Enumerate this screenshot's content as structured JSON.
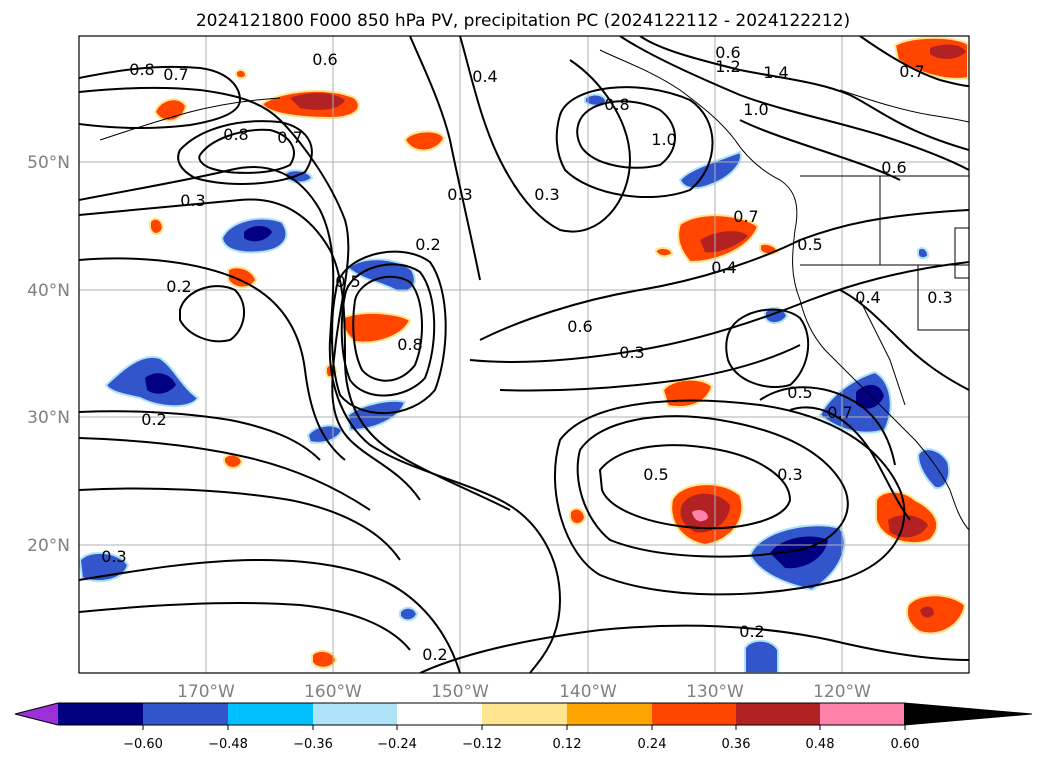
{
  "title": "2024121800 F000 850 hPa PV, precipitation PC (2024122112 - 2024122212)",
  "map": {
    "lon_ticks": [
      "170°W",
      "160°W",
      "150°W",
      "140°W",
      "130°W",
      "120°W"
    ],
    "lat_ticks": [
      "50°N",
      "40°N",
      "30°N",
      "20°N"
    ]
  },
  "colorbar": {
    "tick_labels": [
      "−0.60",
      "−0.48",
      "−0.36",
      "−0.24",
      "−0.12",
      "0.12",
      "0.24",
      "0.36",
      "0.48",
      "0.60"
    ],
    "colors": [
      "#9b30d9",
      "#000080",
      "#3355cc",
      "#00bfff",
      "#aee3f7",
      "#ffffff",
      "#ffe58f",
      "#ffa500",
      "#ff4500",
      "#b22222",
      "#ff82ab"
    ]
  },
  "contour_labels": [
    {
      "text": "0.8"
    },
    {
      "text": "0.7"
    },
    {
      "text": "0.6"
    },
    {
      "text": "0.4"
    },
    {
      "text": "1.2"
    },
    {
      "text": "1.4"
    },
    {
      "text": "0.8"
    },
    {
      "text": "1.0"
    },
    {
      "text": "1.0"
    },
    {
      "text": "0.6"
    },
    {
      "text": "0.7"
    },
    {
      "text": "0.8"
    },
    {
      "text": "0.7"
    },
    {
      "text": "0.3"
    },
    {
      "text": "0.3"
    },
    {
      "text": "0.6"
    },
    {
      "text": "0.3"
    },
    {
      "text": "0.2"
    },
    {
      "text": "0.7"
    },
    {
      "text": "0.5"
    },
    {
      "text": "0.4"
    },
    {
      "text": "0.2"
    },
    {
      "text": "0.5"
    },
    {
      "text": "0.4"
    },
    {
      "text": "0.3"
    },
    {
      "text": "0.8"
    },
    {
      "text": "0.6"
    },
    {
      "text": "0.3"
    },
    {
      "text": "0.5"
    },
    {
      "text": "0.7"
    },
    {
      "text": "0.2"
    },
    {
      "text": "0.5"
    },
    {
      "text": "0.3"
    },
    {
      "text": "0.3"
    },
    {
      "text": "0.2"
    },
    {
      "text": "0.2"
    }
  ]
}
◇ ◇ ◇ ◇ ◇
■ Directive ■
Return to the listing above and set it down exactly, leaving out its pictures.

■ Problem solution ■
Enumerate this screenshot's content as structured JSON.
{
  "title": "2024121800 F000 850 hPa PV, precipitation PC (2024122112 - 2024122212)",
  "map": {
    "lon_ticks": [
      "170°W",
      "160°W",
      "150°W",
      "140°W",
      "130°W",
      "120°W"
    ],
    "lat_ticks": [
      "50°N",
      "40°N",
      "30°N",
      "20°N"
    ]
  },
  "colorbar": {
    "tick_labels": [
      "−0.60",
      "−0.48",
      "−0.36",
      "−0.24",
      "−0.12",
      "0.12",
      "0.24",
      "0.36",
      "0.48",
      "0.60"
    ],
    "colors": [
      "#9b30d9",
      "#000080",
      "#3355cc",
      "#00bfff",
      "#aee3f7",
      "#ffffff",
      "#ffe58f",
      "#ffa500",
      "#ff4500",
      "#b22222",
      "#ff82ab"
    ]
  },
  "contour_labels": [
    {
      "text": "0.8"
    },
    {
      "text": "0.7"
    },
    {
      "text": "0.6"
    },
    {
      "text": "0.4"
    },
    {
      "text": "1.2"
    },
    {
      "text": "1.4"
    },
    {
      "text": "0.8"
    },
    {
      "text": "1.0"
    },
    {
      "text": "1.0"
    },
    {
      "text": "0.6"
    },
    {
      "text": "0.7"
    },
    {
      "text": "0.8"
    },
    {
      "text": "0.7"
    },
    {
      "text": "0.3"
    },
    {
      "text": "0.3"
    },
    {
      "text": "0.6"
    },
    {
      "text": "0.3"
    },
    {
      "text": "0.2"
    },
    {
      "text": "0.7"
    },
    {
      "text": "0.5"
    },
    {
      "text": "0.4"
    },
    {
      "text": "0.2"
    },
    {
      "text": "0.5"
    },
    {
      "text": "0.4"
    },
    {
      "text": "0.3"
    },
    {
      "text": "0.8"
    },
    {
      "text": "0.6"
    },
    {
      "text": "0.3"
    },
    {
      "text": "0.5"
    },
    {
      "text": "0.7"
    },
    {
      "text": "0.2"
    },
    {
      "text": "0.5"
    },
    {
      "text": "0.3"
    },
    {
      "text": "0.3"
    },
    {
      "text": "0.2"
    },
    {
      "text": "0.2"
    }
  ]
}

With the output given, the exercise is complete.